▸ REQUIREMENT: Make an exact copy of the lines, leaving the pictures out.

▸ DATASET RECORDS:
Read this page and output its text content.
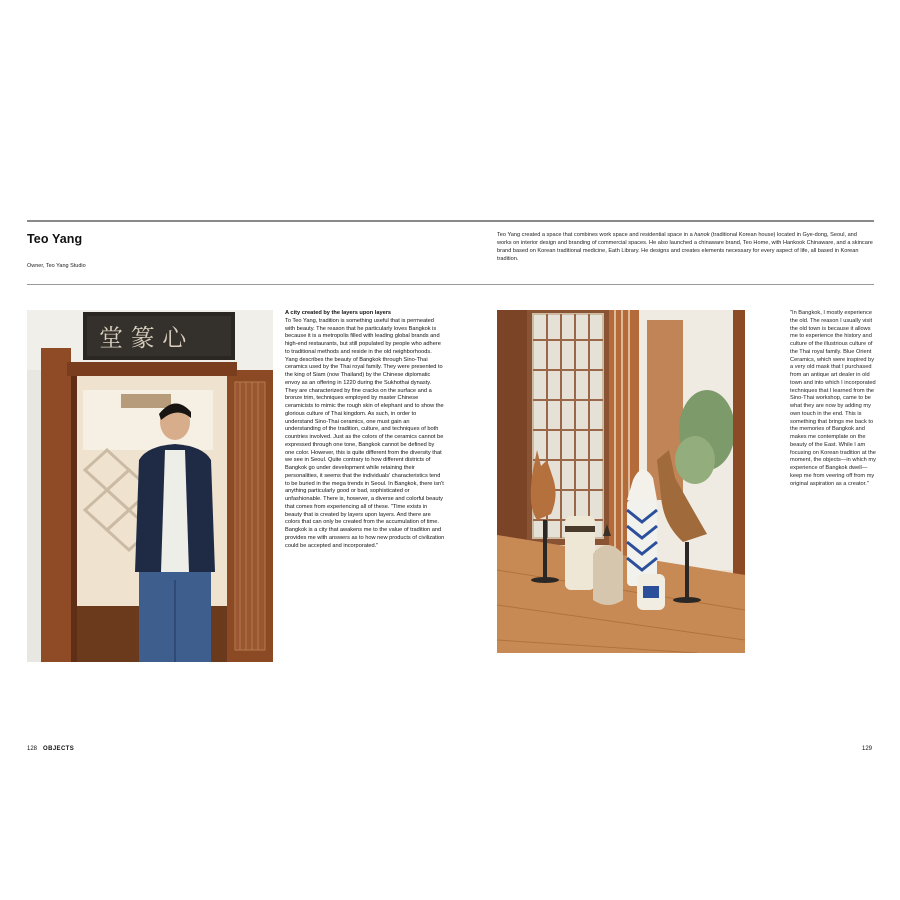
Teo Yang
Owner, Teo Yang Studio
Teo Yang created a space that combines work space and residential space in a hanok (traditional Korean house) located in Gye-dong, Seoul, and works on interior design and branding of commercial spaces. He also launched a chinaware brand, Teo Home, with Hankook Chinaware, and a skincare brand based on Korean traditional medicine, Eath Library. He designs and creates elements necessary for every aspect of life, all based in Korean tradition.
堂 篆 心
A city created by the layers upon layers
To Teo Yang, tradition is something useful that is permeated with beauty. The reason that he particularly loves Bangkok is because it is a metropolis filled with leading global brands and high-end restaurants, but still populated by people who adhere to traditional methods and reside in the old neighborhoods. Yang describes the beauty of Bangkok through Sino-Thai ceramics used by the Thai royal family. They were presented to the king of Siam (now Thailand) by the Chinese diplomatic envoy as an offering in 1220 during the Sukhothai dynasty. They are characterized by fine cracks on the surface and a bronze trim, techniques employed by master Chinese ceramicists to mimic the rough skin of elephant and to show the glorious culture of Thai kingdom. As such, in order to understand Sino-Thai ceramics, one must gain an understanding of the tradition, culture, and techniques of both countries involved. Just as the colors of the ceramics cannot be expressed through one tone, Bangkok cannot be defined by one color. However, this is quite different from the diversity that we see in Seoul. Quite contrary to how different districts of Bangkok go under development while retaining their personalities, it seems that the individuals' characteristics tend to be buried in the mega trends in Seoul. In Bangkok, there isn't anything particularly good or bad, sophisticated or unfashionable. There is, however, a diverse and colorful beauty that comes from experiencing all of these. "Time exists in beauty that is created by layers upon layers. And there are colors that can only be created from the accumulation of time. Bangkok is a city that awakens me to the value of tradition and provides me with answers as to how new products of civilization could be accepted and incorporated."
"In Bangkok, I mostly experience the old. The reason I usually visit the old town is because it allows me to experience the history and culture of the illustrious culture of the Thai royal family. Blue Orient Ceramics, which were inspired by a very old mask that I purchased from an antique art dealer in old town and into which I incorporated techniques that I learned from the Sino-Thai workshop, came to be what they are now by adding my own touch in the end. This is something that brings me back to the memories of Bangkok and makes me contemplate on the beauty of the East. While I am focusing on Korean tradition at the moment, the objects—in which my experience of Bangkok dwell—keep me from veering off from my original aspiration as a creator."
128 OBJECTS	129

▸ WRITTEN SOLUTION:
Read this page and output its text content.
Teo Yang
Owner, Teo Yang Studio
Teo Yang created a space that combines work space and residential space in a hanok (traditional Korean house) located in Gye-dong, Seoul, and works on interior design and branding of commercial spaces. He also launched a chinaware brand, Teo Home, with Hankook Chinaware, and a skincare brand based on Korean traditional medicine, Eath Library. He designs and creates elements necessary for every aspect of life, all based in Korean tradition.
堂 篆 心
A city created by the layers upon layers
To Teo Yang, tradition is something useful that is permeated with beauty. The reason that he particularly loves Bangkok is because it is a metropolis filled with leading global brands and high-end restaurants, but still populated by people who adhere to traditional methods and reside in the old neighborhoods. Yang describes the beauty of Bangkok through Sino-Thai ceramics used by the Thai royal family. They were presented to the king of Siam (now Thailand) by the Chinese diplomatic envoy as an offering in 1220 during the Sukhothai dynasty. They are characterized by fine cracks on the surface and a bronze trim, techniques employed by master Chinese ceramicists to mimic the rough skin of elephant and to show the glorious culture of Thai kingdom. As such, in order to understand Sino-Thai ceramics, one must gain an understanding of the tradition, culture, and techniques of both countries involved. Just as the colors of the ceramics cannot be expressed through one tone, Bangkok cannot be defined by one color. However, this is quite different from the diversity that we see in Seoul. Quite contrary to how different districts of Bangkok go under development while retaining their personalities, it seems that the individuals' characteristics tend to be buried in the mega trends in Seoul. In Bangkok, there isn't anything particularly good or bad, sophisticated or unfashionable. There is, however, a diverse and colorful beauty that comes from experiencing all of these. "Time exists in beauty that is created by layers upon layers. And there are colors that can only be created from the accumulation of time. Bangkok is a city that awakens me to the value of tradition and provides me with answers as to how new products of civilization could be accepted and incorporated."
"In Bangkok, I mostly experience the old. The reason I usually visit the old town is because it allows me to experience the history and culture of the illustrious culture of the Thai royal family. Blue Orient Ceramics, which were inspired by a very old mask that I purchased from an antique art dealer in old town and into which I incorporated techniques that I learned from the Sino-Thai workshop, came to be what they are now by adding my own touch in the end. This is something that brings me back to the memories of Bangkok and makes me contemplate on the beauty of the East. While I am focusing on Korean tradition at the moment, the objects—in which my experience of Bangkok dwell—keep me from veering off from my original aspiration as a creator."
128 OBJECTS	129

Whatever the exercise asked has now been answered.